## SUPPLIED ENTRIES
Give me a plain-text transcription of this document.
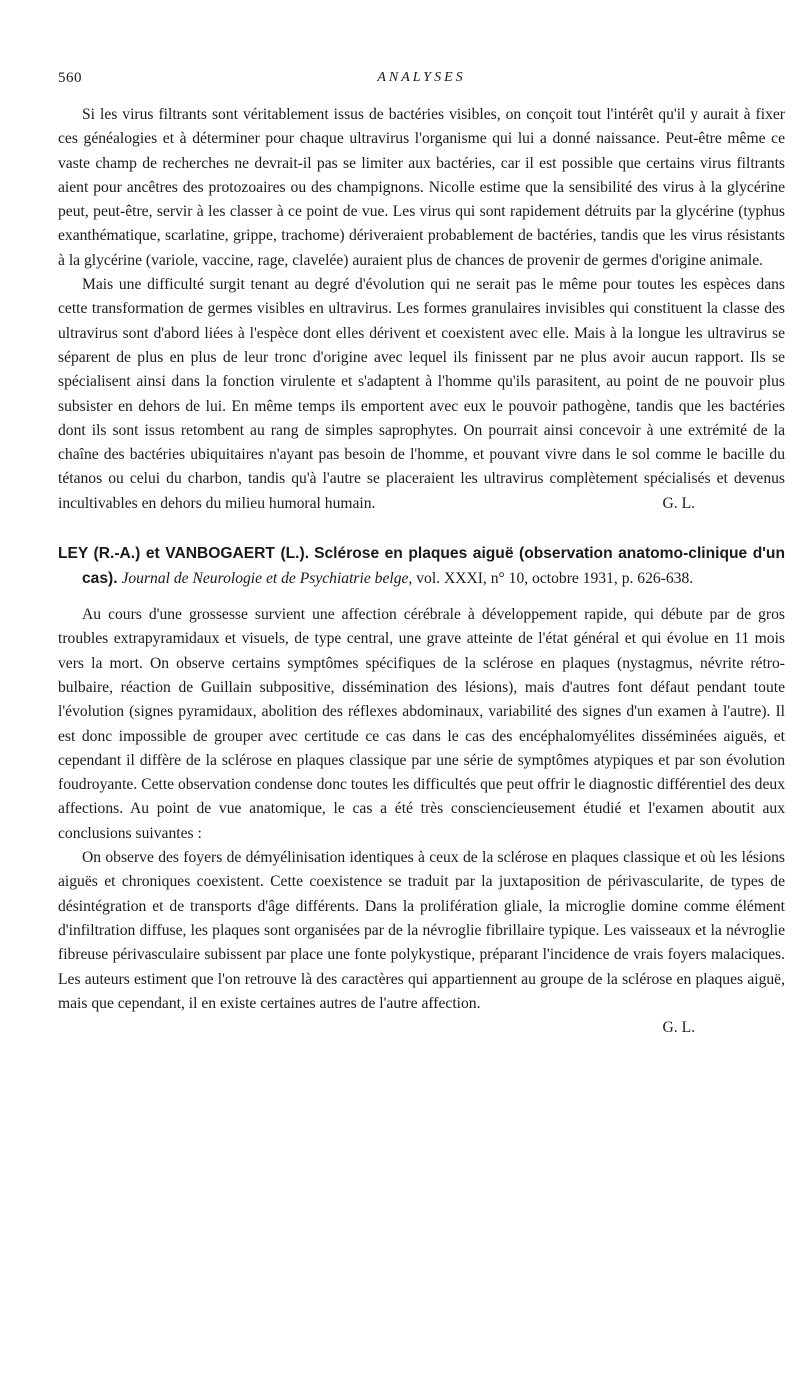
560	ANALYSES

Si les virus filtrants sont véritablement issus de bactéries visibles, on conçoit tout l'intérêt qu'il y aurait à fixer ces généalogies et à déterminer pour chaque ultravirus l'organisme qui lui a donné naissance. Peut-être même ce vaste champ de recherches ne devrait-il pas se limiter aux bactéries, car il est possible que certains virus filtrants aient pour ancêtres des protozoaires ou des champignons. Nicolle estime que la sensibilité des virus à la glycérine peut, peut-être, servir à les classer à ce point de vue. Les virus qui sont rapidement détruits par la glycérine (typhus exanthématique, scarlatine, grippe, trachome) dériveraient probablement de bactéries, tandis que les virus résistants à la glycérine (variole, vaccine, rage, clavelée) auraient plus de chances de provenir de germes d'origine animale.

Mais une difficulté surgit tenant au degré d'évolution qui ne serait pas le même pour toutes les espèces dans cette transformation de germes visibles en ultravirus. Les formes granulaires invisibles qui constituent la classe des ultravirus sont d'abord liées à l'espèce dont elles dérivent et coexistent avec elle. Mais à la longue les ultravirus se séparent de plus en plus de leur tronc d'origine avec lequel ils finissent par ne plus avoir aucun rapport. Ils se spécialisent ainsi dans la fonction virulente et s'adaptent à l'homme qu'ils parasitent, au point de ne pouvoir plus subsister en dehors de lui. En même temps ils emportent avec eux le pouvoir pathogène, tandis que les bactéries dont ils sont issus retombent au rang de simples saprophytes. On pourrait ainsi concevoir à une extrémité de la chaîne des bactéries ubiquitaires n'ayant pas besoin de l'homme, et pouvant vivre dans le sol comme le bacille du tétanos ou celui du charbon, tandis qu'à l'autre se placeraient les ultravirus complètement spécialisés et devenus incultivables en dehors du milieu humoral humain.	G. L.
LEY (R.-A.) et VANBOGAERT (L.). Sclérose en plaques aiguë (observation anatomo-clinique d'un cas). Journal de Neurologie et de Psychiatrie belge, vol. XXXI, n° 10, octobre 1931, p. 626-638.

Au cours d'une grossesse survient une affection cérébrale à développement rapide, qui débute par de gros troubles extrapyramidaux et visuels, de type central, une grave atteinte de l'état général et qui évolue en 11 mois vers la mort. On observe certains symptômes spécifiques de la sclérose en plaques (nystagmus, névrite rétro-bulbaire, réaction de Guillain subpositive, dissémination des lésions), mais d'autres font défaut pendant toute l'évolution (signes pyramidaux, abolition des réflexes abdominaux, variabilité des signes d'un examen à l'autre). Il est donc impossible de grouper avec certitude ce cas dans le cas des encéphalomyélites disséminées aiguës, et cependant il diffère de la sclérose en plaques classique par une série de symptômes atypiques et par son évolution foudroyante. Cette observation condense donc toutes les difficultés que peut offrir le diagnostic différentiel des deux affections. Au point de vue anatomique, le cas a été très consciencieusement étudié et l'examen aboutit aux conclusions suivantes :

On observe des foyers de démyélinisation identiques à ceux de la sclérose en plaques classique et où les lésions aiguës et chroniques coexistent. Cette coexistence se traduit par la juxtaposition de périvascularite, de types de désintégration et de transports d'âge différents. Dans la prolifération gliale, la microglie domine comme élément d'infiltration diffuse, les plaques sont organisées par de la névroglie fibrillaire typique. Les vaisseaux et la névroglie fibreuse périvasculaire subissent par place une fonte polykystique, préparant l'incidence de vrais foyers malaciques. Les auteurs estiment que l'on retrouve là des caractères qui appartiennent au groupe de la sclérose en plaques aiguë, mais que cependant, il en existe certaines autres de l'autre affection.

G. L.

## ASSIGNMENT
Search the records for the word "observation", then list every line that has it.

## ANSWER BOX
LEY (R.-A.) et VANBOGAERT (L.). Sclérose en plaques aiguë (observation anatomo-clinique d'un cas). Journal de Neurologie et de Psychiatrie belge, vol. XXXI, n° 10, octobre 1931, p. 626-638.
Au cours d'une grossesse survient une affection cérébrale à développement rapide, qui débute par de gros troubles extrapyramidaux et visuels, de type central, une grave atteinte de l'état général et qui évolue en 11 mois vers la mort. On observe certains symptômes spécifiques de la sclérose en plaques (nystagmus, névrite rétro-bulbaire, réaction de Guillain subpositive, dissémination des lésions), mais d'autres font défaut pendant toute l'évolution (signes pyramidaux, abolition des réflexes abdominaux, variabilité des signes d'un examen à l'autre). Il est donc impossible de grouper avec certitude ce cas dans le cas des encéphalomyélites disséminées aiguës, et cependant il diffère de la sclérose en plaques classique par une série de symptômes atypiques et par son évolution foudroyante. Cette observation condense donc toutes les difficultés que peut offrir le diagnostic différentiel des deux affections. Au point de vue anatomique, le cas a été très consciencieusement étudié et l'examen aboutit aux conclusions suivantes :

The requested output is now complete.